---------- Records for the task

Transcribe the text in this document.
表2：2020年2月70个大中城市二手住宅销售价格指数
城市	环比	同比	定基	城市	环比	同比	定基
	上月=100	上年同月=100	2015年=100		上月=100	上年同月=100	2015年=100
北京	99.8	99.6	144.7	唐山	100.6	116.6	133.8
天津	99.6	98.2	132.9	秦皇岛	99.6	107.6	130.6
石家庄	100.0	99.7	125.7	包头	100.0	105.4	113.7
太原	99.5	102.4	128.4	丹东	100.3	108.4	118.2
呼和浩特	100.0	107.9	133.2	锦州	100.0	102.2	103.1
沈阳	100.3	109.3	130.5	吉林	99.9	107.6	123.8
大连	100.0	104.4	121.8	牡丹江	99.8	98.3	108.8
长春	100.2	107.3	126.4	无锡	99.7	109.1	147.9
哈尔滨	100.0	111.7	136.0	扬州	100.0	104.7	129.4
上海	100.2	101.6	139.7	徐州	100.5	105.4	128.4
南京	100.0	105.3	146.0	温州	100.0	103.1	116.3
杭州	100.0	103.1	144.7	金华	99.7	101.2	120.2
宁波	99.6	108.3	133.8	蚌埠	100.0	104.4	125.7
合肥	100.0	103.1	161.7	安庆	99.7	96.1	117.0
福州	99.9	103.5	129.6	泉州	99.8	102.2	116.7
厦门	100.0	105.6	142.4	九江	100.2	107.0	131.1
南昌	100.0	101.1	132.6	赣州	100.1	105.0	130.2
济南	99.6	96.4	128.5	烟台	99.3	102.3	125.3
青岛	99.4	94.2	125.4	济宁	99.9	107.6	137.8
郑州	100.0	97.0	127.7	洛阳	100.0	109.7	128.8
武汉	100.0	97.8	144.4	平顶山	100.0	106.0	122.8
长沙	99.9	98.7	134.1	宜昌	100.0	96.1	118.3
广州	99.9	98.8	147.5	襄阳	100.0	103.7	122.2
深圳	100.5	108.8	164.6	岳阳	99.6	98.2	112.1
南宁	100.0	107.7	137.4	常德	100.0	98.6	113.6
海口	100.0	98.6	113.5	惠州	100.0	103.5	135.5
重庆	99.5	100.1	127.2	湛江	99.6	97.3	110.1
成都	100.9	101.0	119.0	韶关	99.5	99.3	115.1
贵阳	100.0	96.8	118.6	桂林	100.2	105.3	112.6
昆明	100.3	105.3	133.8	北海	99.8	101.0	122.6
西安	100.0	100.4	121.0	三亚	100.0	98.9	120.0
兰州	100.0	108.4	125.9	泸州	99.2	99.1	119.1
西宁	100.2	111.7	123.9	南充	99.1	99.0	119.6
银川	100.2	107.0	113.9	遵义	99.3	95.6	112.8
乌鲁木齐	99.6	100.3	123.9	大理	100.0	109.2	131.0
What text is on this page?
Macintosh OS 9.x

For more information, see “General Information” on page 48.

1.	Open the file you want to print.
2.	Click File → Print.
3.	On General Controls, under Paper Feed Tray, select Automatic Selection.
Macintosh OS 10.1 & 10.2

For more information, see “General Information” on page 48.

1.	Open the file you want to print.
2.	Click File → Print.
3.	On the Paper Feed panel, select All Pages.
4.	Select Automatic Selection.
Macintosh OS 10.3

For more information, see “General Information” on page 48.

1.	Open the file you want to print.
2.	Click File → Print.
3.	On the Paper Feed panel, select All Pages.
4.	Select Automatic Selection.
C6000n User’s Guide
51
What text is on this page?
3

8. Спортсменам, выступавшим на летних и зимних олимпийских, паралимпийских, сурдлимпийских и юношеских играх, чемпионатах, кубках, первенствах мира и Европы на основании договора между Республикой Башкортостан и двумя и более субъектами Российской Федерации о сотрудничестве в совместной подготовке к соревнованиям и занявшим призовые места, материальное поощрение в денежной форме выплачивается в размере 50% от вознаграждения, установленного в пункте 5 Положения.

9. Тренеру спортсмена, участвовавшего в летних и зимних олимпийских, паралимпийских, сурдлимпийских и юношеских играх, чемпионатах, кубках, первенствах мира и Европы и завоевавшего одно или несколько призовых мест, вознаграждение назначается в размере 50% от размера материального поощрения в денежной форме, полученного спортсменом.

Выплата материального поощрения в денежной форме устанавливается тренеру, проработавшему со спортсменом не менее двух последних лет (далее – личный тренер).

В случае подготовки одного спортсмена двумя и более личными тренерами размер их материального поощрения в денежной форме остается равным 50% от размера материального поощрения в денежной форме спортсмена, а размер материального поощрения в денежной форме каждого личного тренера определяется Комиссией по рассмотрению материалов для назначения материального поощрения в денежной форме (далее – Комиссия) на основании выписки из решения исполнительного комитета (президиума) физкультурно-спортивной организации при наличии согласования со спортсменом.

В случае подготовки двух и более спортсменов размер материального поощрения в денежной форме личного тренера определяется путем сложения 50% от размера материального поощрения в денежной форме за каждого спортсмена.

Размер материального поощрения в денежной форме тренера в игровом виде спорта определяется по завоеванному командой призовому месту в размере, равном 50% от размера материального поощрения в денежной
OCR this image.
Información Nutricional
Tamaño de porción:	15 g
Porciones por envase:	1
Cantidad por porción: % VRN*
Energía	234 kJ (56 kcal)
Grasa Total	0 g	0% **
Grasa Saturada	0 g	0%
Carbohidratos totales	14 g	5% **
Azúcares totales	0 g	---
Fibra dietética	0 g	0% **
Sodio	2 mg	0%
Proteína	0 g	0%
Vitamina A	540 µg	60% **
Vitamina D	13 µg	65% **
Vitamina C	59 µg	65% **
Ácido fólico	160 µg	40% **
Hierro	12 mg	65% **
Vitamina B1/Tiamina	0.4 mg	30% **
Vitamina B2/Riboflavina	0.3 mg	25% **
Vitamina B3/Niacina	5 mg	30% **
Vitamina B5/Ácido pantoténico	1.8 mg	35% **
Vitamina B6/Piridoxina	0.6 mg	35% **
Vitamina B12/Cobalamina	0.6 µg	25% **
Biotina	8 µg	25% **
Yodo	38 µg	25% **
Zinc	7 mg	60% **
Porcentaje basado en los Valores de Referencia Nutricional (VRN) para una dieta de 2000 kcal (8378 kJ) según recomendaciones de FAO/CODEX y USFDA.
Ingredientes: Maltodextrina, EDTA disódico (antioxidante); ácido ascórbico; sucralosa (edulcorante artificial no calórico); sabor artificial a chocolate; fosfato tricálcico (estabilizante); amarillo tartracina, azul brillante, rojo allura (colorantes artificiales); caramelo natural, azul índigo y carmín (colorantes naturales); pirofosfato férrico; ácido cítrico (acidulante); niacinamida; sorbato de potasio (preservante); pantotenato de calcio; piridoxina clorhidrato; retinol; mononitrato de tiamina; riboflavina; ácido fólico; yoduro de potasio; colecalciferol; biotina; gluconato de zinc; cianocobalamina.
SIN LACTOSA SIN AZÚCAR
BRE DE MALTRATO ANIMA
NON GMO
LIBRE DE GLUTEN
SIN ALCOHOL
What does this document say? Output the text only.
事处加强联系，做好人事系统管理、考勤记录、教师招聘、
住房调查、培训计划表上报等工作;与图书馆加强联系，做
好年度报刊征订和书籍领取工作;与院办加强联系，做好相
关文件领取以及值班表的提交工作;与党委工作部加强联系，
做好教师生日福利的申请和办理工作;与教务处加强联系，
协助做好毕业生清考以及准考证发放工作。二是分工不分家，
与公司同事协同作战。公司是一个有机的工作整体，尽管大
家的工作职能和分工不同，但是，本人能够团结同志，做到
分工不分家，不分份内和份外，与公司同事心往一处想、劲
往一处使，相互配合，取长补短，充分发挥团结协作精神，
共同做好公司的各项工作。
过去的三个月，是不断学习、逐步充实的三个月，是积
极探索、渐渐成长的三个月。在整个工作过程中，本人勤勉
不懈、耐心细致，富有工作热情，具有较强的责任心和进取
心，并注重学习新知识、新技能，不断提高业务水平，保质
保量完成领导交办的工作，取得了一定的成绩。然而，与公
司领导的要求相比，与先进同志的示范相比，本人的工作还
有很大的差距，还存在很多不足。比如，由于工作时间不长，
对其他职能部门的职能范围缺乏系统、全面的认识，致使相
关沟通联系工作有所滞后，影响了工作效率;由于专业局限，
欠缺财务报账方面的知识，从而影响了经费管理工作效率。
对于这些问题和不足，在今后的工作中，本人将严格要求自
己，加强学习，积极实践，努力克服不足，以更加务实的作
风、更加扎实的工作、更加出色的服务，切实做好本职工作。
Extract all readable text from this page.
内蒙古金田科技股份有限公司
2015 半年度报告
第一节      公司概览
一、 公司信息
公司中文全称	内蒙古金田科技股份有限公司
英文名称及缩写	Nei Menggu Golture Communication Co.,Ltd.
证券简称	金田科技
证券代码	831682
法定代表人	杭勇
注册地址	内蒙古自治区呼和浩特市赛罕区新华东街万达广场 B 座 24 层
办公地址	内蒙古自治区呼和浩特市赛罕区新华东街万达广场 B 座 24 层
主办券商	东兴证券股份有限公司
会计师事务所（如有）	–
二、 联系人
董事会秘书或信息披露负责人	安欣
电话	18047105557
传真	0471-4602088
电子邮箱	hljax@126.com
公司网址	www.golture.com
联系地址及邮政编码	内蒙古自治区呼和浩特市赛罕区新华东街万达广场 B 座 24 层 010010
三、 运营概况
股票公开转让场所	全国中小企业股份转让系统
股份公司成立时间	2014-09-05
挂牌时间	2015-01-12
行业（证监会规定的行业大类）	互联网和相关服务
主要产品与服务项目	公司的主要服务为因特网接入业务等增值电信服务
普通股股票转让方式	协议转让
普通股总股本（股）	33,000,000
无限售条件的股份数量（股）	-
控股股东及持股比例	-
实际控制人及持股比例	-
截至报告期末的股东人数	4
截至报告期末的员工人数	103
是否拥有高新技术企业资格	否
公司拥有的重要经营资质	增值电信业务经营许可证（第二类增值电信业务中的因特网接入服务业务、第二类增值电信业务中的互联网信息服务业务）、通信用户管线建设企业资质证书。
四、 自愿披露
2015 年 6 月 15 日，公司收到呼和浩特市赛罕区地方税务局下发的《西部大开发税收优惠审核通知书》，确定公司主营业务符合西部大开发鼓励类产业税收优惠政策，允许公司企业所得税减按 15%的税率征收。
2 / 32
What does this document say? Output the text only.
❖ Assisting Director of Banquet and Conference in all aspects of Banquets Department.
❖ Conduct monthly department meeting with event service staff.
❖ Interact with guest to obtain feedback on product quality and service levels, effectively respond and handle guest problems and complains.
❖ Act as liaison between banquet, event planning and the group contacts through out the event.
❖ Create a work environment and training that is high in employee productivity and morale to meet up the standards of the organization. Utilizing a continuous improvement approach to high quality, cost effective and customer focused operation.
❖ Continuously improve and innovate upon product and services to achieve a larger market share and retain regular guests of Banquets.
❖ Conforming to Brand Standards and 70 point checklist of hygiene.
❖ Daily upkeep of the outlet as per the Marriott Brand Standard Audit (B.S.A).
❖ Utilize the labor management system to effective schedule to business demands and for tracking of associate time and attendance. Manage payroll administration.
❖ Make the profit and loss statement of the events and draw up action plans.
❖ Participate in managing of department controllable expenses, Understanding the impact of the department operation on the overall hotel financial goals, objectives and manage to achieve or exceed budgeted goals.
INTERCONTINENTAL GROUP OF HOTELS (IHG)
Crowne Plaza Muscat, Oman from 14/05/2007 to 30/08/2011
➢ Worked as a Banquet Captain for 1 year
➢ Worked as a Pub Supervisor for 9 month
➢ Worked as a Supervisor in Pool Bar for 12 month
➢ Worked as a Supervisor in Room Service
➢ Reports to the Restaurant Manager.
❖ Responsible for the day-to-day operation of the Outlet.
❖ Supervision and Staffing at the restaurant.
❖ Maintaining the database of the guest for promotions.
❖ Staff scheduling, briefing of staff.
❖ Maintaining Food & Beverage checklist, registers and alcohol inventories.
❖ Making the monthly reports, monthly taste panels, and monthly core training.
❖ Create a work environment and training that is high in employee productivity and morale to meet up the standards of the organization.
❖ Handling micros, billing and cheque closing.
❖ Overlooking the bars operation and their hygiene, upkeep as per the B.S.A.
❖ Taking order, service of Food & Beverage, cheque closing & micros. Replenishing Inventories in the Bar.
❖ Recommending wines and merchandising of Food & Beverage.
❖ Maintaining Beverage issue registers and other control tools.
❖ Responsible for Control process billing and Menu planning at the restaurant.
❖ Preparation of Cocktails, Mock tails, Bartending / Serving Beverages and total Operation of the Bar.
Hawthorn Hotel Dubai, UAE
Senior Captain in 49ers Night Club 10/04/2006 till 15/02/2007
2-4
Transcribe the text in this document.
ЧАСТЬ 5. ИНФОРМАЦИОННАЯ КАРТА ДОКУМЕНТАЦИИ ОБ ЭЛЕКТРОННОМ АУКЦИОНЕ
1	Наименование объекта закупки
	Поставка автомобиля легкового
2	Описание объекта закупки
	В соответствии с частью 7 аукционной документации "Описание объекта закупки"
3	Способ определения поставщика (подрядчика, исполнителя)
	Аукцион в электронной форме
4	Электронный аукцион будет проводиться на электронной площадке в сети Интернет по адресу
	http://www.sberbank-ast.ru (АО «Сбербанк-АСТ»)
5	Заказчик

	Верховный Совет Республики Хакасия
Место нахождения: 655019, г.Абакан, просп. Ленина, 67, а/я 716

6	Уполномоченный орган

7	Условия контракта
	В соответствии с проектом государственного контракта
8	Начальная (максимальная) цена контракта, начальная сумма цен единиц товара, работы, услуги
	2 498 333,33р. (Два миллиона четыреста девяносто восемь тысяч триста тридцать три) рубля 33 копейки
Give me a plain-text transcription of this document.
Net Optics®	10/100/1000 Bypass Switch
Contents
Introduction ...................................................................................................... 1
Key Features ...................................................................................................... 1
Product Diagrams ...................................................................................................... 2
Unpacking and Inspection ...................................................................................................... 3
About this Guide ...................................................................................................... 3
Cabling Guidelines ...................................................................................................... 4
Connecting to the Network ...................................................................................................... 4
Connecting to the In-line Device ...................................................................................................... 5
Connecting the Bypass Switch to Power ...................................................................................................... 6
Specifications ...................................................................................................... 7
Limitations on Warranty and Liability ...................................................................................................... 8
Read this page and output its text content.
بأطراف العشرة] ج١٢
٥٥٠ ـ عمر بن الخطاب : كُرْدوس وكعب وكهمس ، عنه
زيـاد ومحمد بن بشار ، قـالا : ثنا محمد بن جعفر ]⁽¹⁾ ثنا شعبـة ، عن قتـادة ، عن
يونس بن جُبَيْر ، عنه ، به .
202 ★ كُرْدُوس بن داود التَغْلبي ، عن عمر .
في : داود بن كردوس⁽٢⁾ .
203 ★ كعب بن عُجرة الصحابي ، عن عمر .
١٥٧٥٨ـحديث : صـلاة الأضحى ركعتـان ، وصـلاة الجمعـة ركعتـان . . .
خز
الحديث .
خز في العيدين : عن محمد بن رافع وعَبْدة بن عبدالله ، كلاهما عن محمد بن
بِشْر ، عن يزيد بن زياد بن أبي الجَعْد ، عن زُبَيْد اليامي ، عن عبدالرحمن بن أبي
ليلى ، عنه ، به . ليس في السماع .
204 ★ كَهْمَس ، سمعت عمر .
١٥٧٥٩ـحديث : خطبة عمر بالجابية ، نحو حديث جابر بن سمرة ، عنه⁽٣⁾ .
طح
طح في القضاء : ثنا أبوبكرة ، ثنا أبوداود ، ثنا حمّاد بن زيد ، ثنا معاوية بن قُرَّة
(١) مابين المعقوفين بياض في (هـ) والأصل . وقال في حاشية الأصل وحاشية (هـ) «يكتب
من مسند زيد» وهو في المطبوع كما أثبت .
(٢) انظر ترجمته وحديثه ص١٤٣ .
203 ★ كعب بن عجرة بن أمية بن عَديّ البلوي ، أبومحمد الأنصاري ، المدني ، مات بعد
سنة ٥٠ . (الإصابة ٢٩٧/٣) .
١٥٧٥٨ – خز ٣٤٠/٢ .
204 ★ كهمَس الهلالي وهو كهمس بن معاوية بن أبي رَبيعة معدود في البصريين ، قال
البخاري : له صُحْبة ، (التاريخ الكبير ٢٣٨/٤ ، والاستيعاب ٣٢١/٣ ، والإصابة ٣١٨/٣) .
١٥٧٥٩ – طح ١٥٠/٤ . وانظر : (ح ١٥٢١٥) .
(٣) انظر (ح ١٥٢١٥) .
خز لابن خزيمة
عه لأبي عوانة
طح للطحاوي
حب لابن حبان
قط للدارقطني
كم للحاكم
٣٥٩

--------------------

* _Problem requirements_
Your answer should be one number: how many lines of the listing include the word "morale".

* _Answer to this exercise_
2